The request – Quote every line of the material beneath this one.

Extracted data –

▽

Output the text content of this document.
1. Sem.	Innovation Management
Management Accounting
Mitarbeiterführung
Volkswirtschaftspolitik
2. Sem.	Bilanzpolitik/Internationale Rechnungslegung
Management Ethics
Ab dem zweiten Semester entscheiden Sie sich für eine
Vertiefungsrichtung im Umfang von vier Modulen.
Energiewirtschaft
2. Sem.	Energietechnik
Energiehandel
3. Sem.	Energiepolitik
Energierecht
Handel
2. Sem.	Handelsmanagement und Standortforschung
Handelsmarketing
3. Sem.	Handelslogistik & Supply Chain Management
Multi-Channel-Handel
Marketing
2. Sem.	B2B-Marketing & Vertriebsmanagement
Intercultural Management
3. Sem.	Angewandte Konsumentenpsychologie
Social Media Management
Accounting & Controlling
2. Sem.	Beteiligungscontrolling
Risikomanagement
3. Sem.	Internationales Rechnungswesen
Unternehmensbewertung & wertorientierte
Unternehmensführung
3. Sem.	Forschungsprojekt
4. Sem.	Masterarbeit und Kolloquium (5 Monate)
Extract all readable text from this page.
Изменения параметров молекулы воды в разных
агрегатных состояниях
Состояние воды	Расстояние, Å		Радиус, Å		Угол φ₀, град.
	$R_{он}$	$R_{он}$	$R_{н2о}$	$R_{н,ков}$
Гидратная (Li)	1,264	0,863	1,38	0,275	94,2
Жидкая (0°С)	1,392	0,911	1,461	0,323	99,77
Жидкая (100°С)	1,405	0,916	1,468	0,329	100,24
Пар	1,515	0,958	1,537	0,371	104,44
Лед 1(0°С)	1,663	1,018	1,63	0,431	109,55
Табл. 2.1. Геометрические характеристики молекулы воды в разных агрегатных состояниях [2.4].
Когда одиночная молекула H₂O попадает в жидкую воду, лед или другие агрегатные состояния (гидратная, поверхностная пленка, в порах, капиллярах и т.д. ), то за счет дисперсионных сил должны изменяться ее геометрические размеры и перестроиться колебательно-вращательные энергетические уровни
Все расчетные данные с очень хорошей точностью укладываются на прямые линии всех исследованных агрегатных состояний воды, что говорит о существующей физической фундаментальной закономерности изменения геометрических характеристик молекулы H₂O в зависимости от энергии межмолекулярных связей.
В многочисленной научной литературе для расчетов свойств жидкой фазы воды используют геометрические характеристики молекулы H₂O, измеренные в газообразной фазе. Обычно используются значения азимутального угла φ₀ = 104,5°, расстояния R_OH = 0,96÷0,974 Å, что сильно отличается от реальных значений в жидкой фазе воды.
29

△

Written answer –
Output the text content of this document.
1. Sem.	Innovation Management
Management Accounting
Mitarbeiterführung
Volkswirtschaftspolitik
2. Sem.	Bilanzpolitik/Internationale Rechnungslegung
Management Ethics
Ab dem zweiten Semester entscheiden Sie sich für eine
Vertiefungsrichtung im Umfang von vier Modulen.
Energiewirtschaft
2. Sem.	Energietechnik
Energiehandel
3. Sem.	Energiepolitik
Energierecht
Handel
2. Sem.	Handelsmanagement und Standortforschung
Handelsmarketing
3. Sem.	Handelslogistik & Supply Chain Management
Multi-Channel-Handel
Marketing
2. Sem.	B2B-Marketing & Vertriebsmanagement
Intercultural Management
3. Sem.	Angewandte Konsumentenpsychologie
Social Media Management
Accounting & Controlling
2. Sem.	Beteiligungscontrolling
Risikomanagement
3. Sem.	Internationales Rechnungswesen
Unternehmensbewertung & wertorientierte
Unternehmensführung
3. Sem.	Forschungsprojekt
4. Sem.	Masterarbeit und Kolloquium (5 Monate)
Extract all readable text from this page.
Изменения параметров молекулы воды в разных
агрегатных состояниях
Состояние воды	Расстояние, Å		Радиус, Å		Угол φ₀, град.
	$R_{он}$	$R_{он}$	$R_{н2о}$	$R_{н,ков}$
Гидратная (Li)	1,264	0,863	1,38	0,275	94,2
Жидкая (0°С)	1,392	0,911	1,461	0,323	99,77
Жидкая (100°С)	1,405	0,916	1,468	0,329	100,24
Пар	1,515	0,958	1,537	0,371	104,44
Лед 1(0°С)	1,663	1,018	1,63	0,431	109,55
Табл. 2.1. Геометрические характеристики молекулы воды в разных агрегатных состояниях [2.4].
Когда одиночная молекула H₂O попадает в жидкую воду, лед или другие агрегатные состояния (гидратная, поверхностная пленка, в порах, капиллярах и т.д. ), то за счет дисперсионных сил должны изменяться ее геометрические размеры и перестроиться колебательно-вращательные энергетические уровни
Все расчетные данные с очень хорошей точностью укладываются на прямые линии всех исследованных агрегатных состояний воды, что говорит о существующей физической фундаментальной закономерности изменения геометрических характеристик молекулы H₂O в зависимости от энергии межмолекулярных связей.
В многочисленной научной литературе для расчетов свойств жидкой фазы воды используют геометрические характеристики молекулы H₂O, измеренные в газообразной фазе. Обычно используются значения азимутального угла φ₀ = 104,5°, расстояния R_OH = 0,96÷0,974 Å, что сильно отличается от реальных значений в жидкой фазе воды.
29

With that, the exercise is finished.